>> START PAGE
I was just adding that in jest mate settle down, I know it was user error.

In your opinion.

Server - a computer or computer program which manages access to a centralized resource or service in a network.

Pretty sure an iOS device can be a server.

Just because your NUC is dedicated to the task doesn’t mean it isn’t passing noise. Are you entirely sure that Ethernet delivers the digital bits better than wifi?

I explained my comment per your request, but I’m not going to get in a protracted argument about it. Using a iPhone/iPad as a media server is just a bad idea, IMO, and I’ll continue using Roon. If AM doesn’t show up in a Roon integration I won’t be using it.

I don’t want an argument, I just like the facts. I am more that willing to be informed that airplay is inferior but I would like more than “iOS devices should not be servers”. To me it sounds more like conjecture than evidence. I like to know why, and with solid information like from @PhilippVH

For single endpoint music serving, an iOS device is just fine. The new iPad Pro will blow most laptops and PCs out the water with its processing ability. Roon can serve a number of endpoints with different music at the same time, with some pretty heavy DSP if you so wish, in which case, I would concede that a Roon server (NUC or otherwise) is a sound idea and totally the way to go. For straightforward sending of hi res music to a Naim device, a recent iPhone is plenty… horses for courses.
>> END PAGE
■ TASK REQUIREMENTS
Extract the forum thread word for word, from start to finish. The records below have nothing to do with the forum thread.
>> START RECORDS SUPPLIED
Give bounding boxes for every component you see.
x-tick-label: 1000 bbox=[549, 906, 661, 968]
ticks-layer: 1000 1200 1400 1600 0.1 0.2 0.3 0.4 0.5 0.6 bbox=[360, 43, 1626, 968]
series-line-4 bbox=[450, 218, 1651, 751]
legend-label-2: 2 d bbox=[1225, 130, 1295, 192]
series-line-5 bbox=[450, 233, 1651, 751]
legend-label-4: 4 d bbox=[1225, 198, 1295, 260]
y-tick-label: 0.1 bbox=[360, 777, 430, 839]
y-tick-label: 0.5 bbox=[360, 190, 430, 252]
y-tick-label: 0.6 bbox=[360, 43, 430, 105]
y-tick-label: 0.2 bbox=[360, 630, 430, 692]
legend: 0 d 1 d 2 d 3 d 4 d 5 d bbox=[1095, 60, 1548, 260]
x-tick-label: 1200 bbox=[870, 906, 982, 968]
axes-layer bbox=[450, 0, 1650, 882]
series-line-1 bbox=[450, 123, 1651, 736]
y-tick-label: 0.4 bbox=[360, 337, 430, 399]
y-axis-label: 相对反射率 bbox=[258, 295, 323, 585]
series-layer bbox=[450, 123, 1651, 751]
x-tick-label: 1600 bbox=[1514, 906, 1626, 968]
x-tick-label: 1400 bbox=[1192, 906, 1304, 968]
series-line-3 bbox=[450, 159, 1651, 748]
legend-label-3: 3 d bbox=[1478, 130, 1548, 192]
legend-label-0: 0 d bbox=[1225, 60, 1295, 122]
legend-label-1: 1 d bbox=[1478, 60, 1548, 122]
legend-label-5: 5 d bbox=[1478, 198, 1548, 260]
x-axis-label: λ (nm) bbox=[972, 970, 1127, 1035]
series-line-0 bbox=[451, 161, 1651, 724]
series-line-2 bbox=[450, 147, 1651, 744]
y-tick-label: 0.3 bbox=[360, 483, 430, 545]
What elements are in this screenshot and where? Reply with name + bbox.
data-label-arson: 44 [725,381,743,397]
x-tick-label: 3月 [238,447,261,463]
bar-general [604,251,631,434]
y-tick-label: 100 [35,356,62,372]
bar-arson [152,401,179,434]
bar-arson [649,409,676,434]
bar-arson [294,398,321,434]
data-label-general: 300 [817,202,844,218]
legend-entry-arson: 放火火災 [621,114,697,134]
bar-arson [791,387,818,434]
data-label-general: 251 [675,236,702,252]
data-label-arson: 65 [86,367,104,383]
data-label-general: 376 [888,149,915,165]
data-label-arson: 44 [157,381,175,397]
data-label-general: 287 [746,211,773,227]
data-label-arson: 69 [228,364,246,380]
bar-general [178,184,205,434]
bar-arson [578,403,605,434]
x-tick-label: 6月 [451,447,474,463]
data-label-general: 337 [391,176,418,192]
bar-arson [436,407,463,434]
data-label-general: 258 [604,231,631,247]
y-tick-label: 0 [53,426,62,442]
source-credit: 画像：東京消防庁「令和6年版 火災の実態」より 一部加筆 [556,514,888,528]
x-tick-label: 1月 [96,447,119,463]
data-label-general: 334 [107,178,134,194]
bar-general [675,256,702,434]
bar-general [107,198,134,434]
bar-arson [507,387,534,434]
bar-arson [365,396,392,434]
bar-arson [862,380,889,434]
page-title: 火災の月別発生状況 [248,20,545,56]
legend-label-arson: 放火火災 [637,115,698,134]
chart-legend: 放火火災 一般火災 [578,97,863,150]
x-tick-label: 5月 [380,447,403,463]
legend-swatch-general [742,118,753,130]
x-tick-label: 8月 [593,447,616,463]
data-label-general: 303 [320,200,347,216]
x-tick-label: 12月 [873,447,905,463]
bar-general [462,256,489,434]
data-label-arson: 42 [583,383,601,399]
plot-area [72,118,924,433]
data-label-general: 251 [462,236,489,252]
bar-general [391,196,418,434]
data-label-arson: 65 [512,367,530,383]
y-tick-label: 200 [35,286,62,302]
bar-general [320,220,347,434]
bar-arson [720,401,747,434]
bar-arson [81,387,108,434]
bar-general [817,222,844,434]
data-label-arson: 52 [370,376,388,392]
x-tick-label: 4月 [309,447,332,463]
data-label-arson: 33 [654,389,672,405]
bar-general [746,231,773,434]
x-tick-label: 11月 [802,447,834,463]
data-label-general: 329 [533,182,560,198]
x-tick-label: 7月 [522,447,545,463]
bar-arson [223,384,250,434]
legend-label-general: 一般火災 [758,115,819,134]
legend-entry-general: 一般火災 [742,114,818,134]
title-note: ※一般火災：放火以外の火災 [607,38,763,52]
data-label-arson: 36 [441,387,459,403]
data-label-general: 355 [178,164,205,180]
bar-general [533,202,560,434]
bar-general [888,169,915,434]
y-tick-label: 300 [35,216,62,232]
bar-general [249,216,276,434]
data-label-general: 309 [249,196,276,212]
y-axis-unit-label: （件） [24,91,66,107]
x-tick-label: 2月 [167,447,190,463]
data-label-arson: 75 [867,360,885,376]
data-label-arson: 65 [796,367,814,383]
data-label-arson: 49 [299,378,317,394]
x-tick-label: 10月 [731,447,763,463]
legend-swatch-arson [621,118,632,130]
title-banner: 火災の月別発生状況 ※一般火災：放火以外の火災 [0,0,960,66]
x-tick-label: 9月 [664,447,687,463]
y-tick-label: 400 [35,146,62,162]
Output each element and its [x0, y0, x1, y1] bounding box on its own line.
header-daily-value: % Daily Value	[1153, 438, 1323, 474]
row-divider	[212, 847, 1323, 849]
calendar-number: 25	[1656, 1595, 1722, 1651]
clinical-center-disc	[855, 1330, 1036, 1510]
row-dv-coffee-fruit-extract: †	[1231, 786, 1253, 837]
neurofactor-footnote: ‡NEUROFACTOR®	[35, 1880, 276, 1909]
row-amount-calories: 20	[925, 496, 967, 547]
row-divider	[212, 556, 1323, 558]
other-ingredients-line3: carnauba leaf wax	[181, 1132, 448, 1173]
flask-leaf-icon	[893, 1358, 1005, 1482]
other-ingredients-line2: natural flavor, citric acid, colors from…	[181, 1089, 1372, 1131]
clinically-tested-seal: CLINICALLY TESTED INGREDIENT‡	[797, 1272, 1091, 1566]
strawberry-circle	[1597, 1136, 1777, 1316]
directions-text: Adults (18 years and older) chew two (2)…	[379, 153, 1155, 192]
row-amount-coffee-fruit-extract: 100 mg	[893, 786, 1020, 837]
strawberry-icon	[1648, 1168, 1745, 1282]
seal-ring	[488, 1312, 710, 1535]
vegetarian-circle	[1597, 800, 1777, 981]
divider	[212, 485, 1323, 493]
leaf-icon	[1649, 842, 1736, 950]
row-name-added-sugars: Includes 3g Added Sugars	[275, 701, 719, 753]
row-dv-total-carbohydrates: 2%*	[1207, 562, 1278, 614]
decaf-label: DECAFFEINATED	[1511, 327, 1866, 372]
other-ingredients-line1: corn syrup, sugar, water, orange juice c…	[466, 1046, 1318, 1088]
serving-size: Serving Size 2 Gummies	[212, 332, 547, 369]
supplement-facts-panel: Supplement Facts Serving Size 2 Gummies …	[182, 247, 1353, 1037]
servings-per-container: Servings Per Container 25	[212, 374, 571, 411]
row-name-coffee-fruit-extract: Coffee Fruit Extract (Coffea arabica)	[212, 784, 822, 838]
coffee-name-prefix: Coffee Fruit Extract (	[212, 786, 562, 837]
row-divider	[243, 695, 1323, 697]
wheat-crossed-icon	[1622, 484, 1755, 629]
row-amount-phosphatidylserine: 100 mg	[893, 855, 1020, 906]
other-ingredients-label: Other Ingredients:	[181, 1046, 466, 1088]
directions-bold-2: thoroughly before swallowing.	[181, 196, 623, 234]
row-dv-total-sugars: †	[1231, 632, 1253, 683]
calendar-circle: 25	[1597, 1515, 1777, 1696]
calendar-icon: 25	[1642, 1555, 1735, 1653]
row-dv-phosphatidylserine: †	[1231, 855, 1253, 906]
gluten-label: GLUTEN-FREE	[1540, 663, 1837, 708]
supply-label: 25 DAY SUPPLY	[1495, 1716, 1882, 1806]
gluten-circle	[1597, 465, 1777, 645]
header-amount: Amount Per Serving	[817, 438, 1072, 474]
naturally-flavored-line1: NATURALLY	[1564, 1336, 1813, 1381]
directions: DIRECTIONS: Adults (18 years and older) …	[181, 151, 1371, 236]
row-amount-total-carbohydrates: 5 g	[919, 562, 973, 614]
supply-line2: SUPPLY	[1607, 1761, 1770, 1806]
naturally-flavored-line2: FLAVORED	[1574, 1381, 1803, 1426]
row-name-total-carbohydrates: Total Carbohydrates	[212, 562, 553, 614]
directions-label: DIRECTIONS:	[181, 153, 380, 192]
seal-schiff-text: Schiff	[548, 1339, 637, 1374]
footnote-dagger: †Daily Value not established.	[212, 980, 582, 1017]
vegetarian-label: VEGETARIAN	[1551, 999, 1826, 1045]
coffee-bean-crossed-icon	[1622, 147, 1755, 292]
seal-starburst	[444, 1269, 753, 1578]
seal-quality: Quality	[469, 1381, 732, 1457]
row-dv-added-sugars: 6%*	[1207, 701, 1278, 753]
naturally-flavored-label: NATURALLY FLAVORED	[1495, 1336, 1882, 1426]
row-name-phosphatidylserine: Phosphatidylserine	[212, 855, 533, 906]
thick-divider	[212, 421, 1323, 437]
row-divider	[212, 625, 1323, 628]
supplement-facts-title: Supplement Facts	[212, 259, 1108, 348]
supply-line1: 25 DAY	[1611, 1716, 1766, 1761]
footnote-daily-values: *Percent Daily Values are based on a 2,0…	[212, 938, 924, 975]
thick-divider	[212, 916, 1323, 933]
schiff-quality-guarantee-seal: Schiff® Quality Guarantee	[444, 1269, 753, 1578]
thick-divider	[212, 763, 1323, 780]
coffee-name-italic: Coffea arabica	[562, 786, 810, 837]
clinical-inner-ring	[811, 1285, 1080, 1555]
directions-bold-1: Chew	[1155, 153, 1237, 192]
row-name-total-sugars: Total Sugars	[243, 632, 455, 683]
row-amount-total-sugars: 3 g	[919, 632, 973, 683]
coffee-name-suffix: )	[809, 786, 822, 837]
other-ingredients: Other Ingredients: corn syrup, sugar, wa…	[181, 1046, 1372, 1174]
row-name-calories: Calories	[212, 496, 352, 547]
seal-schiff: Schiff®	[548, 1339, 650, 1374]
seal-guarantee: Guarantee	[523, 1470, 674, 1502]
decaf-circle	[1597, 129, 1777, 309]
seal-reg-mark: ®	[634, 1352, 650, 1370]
>> END RECORDS SUPPLIED
■ ANSWER TO THE TASK
I was just adding that in jest mate settle down, I know it was user error.

In your opinion.

Server - a computer or computer program which manages access to a centralized resource or service in a network.

Pretty sure an iOS device can be a server.

Just because your NUC is dedicated to the task doesn’t mean it isn’t passing noise. Are you entirely sure that Ethernet delivers the digital bits better than wifi?

I explained my comment per your request, but I’m not going to get in a protracted argument about it. Using a iPhone/iPad as a media server is just a bad idea, IMO, and I’ll continue using Roon. If AM doesn’t show up in a Roon integration I won’t be using it.

I don’t want an argument, I just like the facts. I am more that willing to be informed that airplay is inferior but I would like more than “iOS devices should not be servers”. To me it sounds more like conjecture than evidence. I like to know why, and with solid information like from @PhilippVH

For single endpoint music serving, an iOS device is just fine. The new iPad Pro will blow most laptops and PCs out the water with its processing ability. Roon can serve a number of endpoints with different music at the same time, with some pretty heavy DSP if you so wish, in which case, I would concede that a Roon server (NUC or otherwise) is a sound idea and totally the way to go. For straightforward sending of hi res music to a Naim device, a recent iPhone is plenty… horses for courses.